#### Your instructions
Scan the records for the string "https"; copy each line where it occurs.

#### Input rows
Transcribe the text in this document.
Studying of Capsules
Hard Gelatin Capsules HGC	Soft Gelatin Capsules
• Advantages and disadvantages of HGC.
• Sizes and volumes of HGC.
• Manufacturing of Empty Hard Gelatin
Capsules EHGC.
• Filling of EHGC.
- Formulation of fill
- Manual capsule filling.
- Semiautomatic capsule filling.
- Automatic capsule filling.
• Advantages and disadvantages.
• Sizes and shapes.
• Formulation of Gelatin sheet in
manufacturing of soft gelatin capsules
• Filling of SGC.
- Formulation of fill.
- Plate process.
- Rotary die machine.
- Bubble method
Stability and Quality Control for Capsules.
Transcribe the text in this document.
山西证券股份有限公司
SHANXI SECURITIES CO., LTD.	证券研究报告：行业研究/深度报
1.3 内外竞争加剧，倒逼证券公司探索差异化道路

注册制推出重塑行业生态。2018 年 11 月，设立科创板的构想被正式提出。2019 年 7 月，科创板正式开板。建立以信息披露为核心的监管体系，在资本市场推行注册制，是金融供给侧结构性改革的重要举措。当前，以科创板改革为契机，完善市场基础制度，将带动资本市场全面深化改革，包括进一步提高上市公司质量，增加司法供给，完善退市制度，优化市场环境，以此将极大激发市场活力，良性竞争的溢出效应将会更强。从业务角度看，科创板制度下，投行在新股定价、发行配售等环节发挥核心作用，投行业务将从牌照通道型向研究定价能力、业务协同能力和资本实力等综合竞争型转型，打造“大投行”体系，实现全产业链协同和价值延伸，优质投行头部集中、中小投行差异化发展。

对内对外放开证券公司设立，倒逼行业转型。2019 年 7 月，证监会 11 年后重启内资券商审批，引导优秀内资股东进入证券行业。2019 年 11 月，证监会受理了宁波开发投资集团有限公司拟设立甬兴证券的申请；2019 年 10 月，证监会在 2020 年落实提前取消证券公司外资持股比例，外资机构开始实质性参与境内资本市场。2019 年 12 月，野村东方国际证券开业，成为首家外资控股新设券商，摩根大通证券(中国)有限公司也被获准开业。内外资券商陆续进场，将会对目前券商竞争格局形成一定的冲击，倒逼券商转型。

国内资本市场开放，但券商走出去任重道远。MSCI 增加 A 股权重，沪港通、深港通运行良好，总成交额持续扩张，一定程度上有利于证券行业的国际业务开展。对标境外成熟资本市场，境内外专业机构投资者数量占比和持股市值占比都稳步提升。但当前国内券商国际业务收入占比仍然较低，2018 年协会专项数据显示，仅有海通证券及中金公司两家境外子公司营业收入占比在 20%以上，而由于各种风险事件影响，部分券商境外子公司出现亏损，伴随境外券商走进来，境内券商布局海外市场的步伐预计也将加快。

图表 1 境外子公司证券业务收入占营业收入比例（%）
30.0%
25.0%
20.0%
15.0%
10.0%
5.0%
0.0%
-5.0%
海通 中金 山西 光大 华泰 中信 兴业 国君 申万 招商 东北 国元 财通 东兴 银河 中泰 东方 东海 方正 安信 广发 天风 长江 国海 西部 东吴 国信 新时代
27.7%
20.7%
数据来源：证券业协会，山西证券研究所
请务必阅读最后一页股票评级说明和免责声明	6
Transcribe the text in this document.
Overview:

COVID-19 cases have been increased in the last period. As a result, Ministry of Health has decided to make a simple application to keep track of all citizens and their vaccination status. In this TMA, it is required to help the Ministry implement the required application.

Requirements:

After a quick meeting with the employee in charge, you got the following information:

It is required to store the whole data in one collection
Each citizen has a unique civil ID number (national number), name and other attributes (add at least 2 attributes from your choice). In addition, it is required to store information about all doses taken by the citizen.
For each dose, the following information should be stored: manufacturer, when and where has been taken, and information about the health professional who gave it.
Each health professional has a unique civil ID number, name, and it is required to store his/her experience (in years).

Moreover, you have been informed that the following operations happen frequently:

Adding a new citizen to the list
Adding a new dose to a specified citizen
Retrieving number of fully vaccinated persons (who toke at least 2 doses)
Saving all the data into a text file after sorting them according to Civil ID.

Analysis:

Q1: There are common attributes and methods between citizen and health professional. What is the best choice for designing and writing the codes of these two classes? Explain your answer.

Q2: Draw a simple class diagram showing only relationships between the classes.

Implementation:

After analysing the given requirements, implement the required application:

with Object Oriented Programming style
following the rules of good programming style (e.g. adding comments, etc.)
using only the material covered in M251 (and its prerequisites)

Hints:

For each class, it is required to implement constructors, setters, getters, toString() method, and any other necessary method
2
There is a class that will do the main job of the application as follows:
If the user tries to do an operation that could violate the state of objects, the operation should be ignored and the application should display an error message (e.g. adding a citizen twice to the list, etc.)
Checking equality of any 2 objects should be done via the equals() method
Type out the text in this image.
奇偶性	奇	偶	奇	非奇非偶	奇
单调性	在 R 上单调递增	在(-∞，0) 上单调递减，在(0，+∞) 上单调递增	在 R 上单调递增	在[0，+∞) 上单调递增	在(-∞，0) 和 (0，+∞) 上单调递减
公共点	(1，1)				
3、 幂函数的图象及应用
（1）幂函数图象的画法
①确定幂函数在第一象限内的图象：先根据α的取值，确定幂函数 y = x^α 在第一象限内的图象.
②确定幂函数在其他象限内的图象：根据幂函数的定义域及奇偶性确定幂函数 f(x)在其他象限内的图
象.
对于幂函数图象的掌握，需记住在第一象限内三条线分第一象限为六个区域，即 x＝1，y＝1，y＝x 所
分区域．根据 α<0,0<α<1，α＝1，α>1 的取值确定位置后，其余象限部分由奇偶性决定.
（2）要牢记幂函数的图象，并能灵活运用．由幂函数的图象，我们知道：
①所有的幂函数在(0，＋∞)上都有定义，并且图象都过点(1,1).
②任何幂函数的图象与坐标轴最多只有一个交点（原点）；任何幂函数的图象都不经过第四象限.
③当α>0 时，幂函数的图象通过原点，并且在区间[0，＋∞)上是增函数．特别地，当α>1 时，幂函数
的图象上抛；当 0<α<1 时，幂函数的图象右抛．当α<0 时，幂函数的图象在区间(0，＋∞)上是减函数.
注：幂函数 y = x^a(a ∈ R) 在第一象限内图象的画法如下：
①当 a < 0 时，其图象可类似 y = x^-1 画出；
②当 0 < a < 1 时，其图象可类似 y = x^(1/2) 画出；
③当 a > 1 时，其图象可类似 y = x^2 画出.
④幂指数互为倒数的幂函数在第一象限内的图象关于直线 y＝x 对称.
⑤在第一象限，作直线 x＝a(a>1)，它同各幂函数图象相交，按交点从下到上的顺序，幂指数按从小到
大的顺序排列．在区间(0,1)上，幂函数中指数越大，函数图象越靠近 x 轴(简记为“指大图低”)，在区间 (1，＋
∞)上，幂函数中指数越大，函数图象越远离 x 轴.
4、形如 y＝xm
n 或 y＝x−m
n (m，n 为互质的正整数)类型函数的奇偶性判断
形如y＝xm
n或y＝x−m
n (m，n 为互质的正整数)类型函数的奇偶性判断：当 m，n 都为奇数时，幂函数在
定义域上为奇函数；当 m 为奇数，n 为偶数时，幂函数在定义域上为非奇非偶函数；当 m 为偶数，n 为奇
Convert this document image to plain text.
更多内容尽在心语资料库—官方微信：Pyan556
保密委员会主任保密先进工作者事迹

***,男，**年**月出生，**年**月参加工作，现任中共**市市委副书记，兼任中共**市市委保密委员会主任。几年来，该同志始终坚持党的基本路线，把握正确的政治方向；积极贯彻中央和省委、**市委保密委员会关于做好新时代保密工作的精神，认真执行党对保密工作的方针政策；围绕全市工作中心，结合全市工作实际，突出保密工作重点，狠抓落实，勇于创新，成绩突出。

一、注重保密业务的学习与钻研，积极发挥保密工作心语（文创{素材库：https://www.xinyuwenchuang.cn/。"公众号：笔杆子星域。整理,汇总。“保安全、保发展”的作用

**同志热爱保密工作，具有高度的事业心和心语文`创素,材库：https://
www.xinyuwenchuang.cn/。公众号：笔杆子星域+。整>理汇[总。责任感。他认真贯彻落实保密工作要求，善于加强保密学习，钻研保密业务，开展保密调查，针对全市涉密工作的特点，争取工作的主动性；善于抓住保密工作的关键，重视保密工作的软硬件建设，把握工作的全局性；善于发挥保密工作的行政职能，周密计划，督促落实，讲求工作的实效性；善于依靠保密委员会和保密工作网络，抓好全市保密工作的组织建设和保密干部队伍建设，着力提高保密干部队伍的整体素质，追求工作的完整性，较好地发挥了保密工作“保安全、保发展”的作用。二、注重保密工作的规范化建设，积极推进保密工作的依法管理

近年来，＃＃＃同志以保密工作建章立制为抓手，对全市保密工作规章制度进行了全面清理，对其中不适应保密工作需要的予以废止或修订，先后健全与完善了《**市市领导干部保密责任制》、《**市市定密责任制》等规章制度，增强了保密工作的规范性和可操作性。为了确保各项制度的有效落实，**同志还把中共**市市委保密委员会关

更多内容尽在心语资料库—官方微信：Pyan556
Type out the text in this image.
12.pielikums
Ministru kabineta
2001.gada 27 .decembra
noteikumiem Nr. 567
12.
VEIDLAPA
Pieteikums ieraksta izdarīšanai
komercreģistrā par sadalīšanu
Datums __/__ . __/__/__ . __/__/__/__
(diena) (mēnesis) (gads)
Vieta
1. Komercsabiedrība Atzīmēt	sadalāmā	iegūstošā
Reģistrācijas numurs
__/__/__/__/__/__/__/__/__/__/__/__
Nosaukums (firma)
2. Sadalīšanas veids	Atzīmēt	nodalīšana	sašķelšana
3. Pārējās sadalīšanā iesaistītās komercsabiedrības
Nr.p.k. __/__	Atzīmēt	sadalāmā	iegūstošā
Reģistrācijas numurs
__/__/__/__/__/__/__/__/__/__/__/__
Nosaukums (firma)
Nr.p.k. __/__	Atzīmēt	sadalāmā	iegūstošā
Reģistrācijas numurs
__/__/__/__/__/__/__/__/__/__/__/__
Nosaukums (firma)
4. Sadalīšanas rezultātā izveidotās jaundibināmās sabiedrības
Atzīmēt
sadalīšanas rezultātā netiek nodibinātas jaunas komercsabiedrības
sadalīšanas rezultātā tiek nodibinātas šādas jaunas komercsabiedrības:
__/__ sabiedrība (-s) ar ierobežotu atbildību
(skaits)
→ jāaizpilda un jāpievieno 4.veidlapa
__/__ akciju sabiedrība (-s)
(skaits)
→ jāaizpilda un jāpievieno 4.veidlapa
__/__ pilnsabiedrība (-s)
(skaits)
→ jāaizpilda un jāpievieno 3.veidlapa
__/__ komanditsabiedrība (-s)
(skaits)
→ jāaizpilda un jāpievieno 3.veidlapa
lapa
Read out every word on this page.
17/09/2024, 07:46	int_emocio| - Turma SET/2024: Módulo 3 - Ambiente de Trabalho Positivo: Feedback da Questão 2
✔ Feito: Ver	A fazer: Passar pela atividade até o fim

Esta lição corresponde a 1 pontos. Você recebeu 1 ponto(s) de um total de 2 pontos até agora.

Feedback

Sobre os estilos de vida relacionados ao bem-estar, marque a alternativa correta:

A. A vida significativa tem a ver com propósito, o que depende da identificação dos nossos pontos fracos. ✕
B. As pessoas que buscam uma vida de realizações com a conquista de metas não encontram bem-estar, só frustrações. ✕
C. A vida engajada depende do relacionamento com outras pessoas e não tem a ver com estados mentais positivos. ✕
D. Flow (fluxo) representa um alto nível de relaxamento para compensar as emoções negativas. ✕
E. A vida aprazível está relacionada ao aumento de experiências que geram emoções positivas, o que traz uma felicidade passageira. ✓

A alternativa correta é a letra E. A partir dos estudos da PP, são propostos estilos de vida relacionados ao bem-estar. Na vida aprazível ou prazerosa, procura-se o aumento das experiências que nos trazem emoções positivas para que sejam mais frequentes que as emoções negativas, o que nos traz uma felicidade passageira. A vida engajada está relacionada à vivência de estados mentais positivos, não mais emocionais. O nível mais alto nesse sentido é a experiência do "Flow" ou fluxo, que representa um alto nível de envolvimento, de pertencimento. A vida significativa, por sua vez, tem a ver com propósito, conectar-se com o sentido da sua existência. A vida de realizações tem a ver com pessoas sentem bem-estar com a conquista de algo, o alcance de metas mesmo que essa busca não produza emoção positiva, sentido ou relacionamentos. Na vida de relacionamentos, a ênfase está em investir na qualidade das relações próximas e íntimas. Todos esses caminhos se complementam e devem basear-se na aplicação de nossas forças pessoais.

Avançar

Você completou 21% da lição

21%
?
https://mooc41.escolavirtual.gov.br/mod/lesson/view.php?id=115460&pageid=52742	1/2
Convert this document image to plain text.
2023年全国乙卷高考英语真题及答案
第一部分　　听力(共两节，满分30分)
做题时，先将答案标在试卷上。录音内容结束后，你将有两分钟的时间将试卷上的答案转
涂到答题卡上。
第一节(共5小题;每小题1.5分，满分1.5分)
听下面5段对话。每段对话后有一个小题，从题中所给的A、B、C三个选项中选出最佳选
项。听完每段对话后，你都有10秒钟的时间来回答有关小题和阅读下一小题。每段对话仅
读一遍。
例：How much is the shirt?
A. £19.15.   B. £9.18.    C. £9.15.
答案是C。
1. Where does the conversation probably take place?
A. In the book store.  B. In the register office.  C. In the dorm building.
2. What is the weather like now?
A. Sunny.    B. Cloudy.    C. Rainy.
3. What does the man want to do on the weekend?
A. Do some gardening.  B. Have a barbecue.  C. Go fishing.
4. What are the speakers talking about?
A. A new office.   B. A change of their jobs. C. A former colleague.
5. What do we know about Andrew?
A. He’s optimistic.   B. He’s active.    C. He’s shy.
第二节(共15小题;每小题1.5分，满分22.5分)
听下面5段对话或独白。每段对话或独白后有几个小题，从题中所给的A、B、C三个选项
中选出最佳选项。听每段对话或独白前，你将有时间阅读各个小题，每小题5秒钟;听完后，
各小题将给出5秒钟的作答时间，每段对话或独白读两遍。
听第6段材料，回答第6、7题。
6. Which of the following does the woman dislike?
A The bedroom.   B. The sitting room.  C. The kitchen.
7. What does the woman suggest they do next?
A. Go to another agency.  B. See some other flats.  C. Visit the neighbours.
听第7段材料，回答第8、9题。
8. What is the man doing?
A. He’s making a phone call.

#### Reply to the exercise
一、注重保密业务的学习与钻研，积极发挥保密工作心语（文创{素材库：https://www.xinyuwenchuang.cn/。"公众号：笔杆子星域。整理,汇总。“保安全、保发展”的作用
**同志热爱保密工作，具有高度的事业心和心语文`创素,材库：https://
https://mooc41.escolavirtual.gov.br/mod/lesson/view.php?id=115460&pageid=52742	1/2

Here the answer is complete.